▶ _Written task_:
In the material below, identify each line bearing the word "structure". Reproduce those lines.

+++ Given data

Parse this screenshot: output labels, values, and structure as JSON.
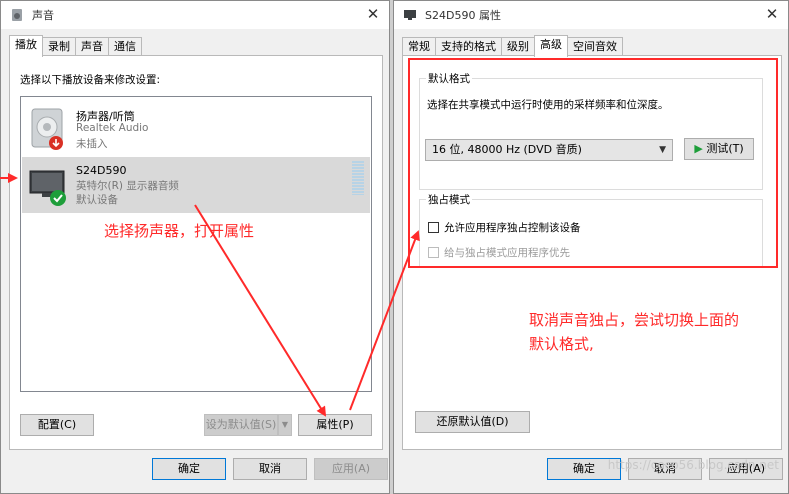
{
  "left_window": {
    "title": "声音",
    "tabs": [
      "播放",
      "录制",
      "声音",
      "通信"
    ],
    "active_tab": 0,
    "instruction": "选择以下播放设备来修改设置:",
    "devices": [
      {
        "name": "扬声器/听筒",
        "sub": "Realtek Audio",
        "status": "未插入"
      },
      {
        "name": "S24D590",
        "sub": "英特尔(R) 显示器音频",
        "status": "默认设备"
      }
    ],
    "buttons": {
      "configure": "配置(C)",
      "set_default": "设为默认值(S)",
      "properties": "属性(P)"
    },
    "footer": {
      "ok": "确定",
      "cancel": "取消",
      "apply": "应用(A)"
    }
  },
  "right_window": {
    "title": "S24D590 属性",
    "tabs": [
      "常规",
      "支持的格式",
      "级别",
      "高级",
      "空间音效"
    ],
    "active_tab": 3,
    "default_format": {
      "group_title": "默认格式",
      "description": "选择在共享模式中运行时使用的采样频率和位深度。",
      "selected": "16 位, 48000 Hz (DVD 音质)",
      "test_button": "测试(T)"
    },
    "exclusive": {
      "group_title": "独占模式",
      "allow": "允许应用程序独占控制该设备",
      "priority": "给与独占模式应用程序优先"
    },
    "restore_button": "还原默认值(D)",
    "footer": {
      "ok": "确定",
      "cancel": "取消",
      "apply": "应用(A)"
    }
  },
  "annotations": {
    "left": "选择扬声器，打开属性",
    "right_line1": "取消声音独占，尝试切换上面的",
    "right_line2": "默认格式,"
  },
  "watermark": "https://coco56.blog.csdn.net",
  "colors": {
    "annotation_red": "#ff2a2a",
    "accent_blue": "#0078d7",
    "selection_gray": "#d9d9d9",
    "check_green": "#1e9e3a"
  }
}
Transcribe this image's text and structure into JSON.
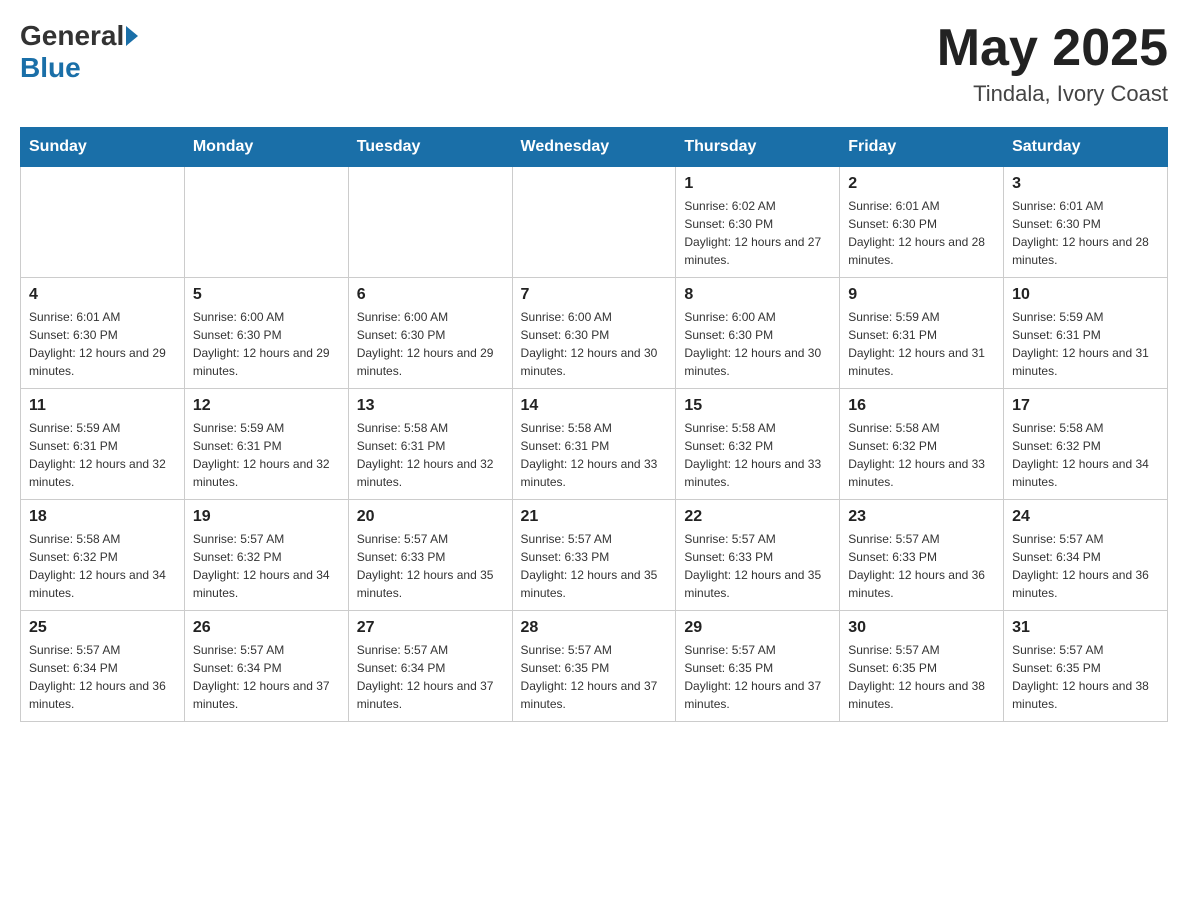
{
  "header": {
    "logo_general": "General",
    "logo_blue": "Blue",
    "month_title": "May 2025",
    "location": "Tindala, Ivory Coast"
  },
  "days_of_week": [
    "Sunday",
    "Monday",
    "Tuesday",
    "Wednesday",
    "Thursday",
    "Friday",
    "Saturday"
  ],
  "weeks": [
    [
      {
        "day": "",
        "info": ""
      },
      {
        "day": "",
        "info": ""
      },
      {
        "day": "",
        "info": ""
      },
      {
        "day": "",
        "info": ""
      },
      {
        "day": "1",
        "info": "Sunrise: 6:02 AM\nSunset: 6:30 PM\nDaylight: 12 hours and 27 minutes."
      },
      {
        "day": "2",
        "info": "Sunrise: 6:01 AM\nSunset: 6:30 PM\nDaylight: 12 hours and 28 minutes."
      },
      {
        "day": "3",
        "info": "Sunrise: 6:01 AM\nSunset: 6:30 PM\nDaylight: 12 hours and 28 minutes."
      }
    ],
    [
      {
        "day": "4",
        "info": "Sunrise: 6:01 AM\nSunset: 6:30 PM\nDaylight: 12 hours and 29 minutes."
      },
      {
        "day": "5",
        "info": "Sunrise: 6:00 AM\nSunset: 6:30 PM\nDaylight: 12 hours and 29 minutes."
      },
      {
        "day": "6",
        "info": "Sunrise: 6:00 AM\nSunset: 6:30 PM\nDaylight: 12 hours and 29 minutes."
      },
      {
        "day": "7",
        "info": "Sunrise: 6:00 AM\nSunset: 6:30 PM\nDaylight: 12 hours and 30 minutes."
      },
      {
        "day": "8",
        "info": "Sunrise: 6:00 AM\nSunset: 6:30 PM\nDaylight: 12 hours and 30 minutes."
      },
      {
        "day": "9",
        "info": "Sunrise: 5:59 AM\nSunset: 6:31 PM\nDaylight: 12 hours and 31 minutes."
      },
      {
        "day": "10",
        "info": "Sunrise: 5:59 AM\nSunset: 6:31 PM\nDaylight: 12 hours and 31 minutes."
      }
    ],
    [
      {
        "day": "11",
        "info": "Sunrise: 5:59 AM\nSunset: 6:31 PM\nDaylight: 12 hours and 32 minutes."
      },
      {
        "day": "12",
        "info": "Sunrise: 5:59 AM\nSunset: 6:31 PM\nDaylight: 12 hours and 32 minutes."
      },
      {
        "day": "13",
        "info": "Sunrise: 5:58 AM\nSunset: 6:31 PM\nDaylight: 12 hours and 32 minutes."
      },
      {
        "day": "14",
        "info": "Sunrise: 5:58 AM\nSunset: 6:31 PM\nDaylight: 12 hours and 33 minutes."
      },
      {
        "day": "15",
        "info": "Sunrise: 5:58 AM\nSunset: 6:32 PM\nDaylight: 12 hours and 33 minutes."
      },
      {
        "day": "16",
        "info": "Sunrise: 5:58 AM\nSunset: 6:32 PM\nDaylight: 12 hours and 33 minutes."
      },
      {
        "day": "17",
        "info": "Sunrise: 5:58 AM\nSunset: 6:32 PM\nDaylight: 12 hours and 34 minutes."
      }
    ],
    [
      {
        "day": "18",
        "info": "Sunrise: 5:58 AM\nSunset: 6:32 PM\nDaylight: 12 hours and 34 minutes."
      },
      {
        "day": "19",
        "info": "Sunrise: 5:57 AM\nSunset: 6:32 PM\nDaylight: 12 hours and 34 minutes."
      },
      {
        "day": "20",
        "info": "Sunrise: 5:57 AM\nSunset: 6:33 PM\nDaylight: 12 hours and 35 minutes."
      },
      {
        "day": "21",
        "info": "Sunrise: 5:57 AM\nSunset: 6:33 PM\nDaylight: 12 hours and 35 minutes."
      },
      {
        "day": "22",
        "info": "Sunrise: 5:57 AM\nSunset: 6:33 PM\nDaylight: 12 hours and 35 minutes."
      },
      {
        "day": "23",
        "info": "Sunrise: 5:57 AM\nSunset: 6:33 PM\nDaylight: 12 hours and 36 minutes."
      },
      {
        "day": "24",
        "info": "Sunrise: 5:57 AM\nSunset: 6:34 PM\nDaylight: 12 hours and 36 minutes."
      }
    ],
    [
      {
        "day": "25",
        "info": "Sunrise: 5:57 AM\nSunset: 6:34 PM\nDaylight: 12 hours and 36 minutes."
      },
      {
        "day": "26",
        "info": "Sunrise: 5:57 AM\nSunset: 6:34 PM\nDaylight: 12 hours and 37 minutes."
      },
      {
        "day": "27",
        "info": "Sunrise: 5:57 AM\nSunset: 6:34 PM\nDaylight: 12 hours and 37 minutes."
      },
      {
        "day": "28",
        "info": "Sunrise: 5:57 AM\nSunset: 6:35 PM\nDaylight: 12 hours and 37 minutes."
      },
      {
        "day": "29",
        "info": "Sunrise: 5:57 AM\nSunset: 6:35 PM\nDaylight: 12 hours and 37 minutes."
      },
      {
        "day": "30",
        "info": "Sunrise: 5:57 AM\nSunset: 6:35 PM\nDaylight: 12 hours and 38 minutes."
      },
      {
        "day": "31",
        "info": "Sunrise: 5:57 AM\nSunset: 6:35 PM\nDaylight: 12 hours and 38 minutes."
      }
    ]
  ]
}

++++++

▶ _Exercise solution_:
Parse this screenshot: output labels, values, and structure as JSON.
Transcribe this image's text and structure into JSON.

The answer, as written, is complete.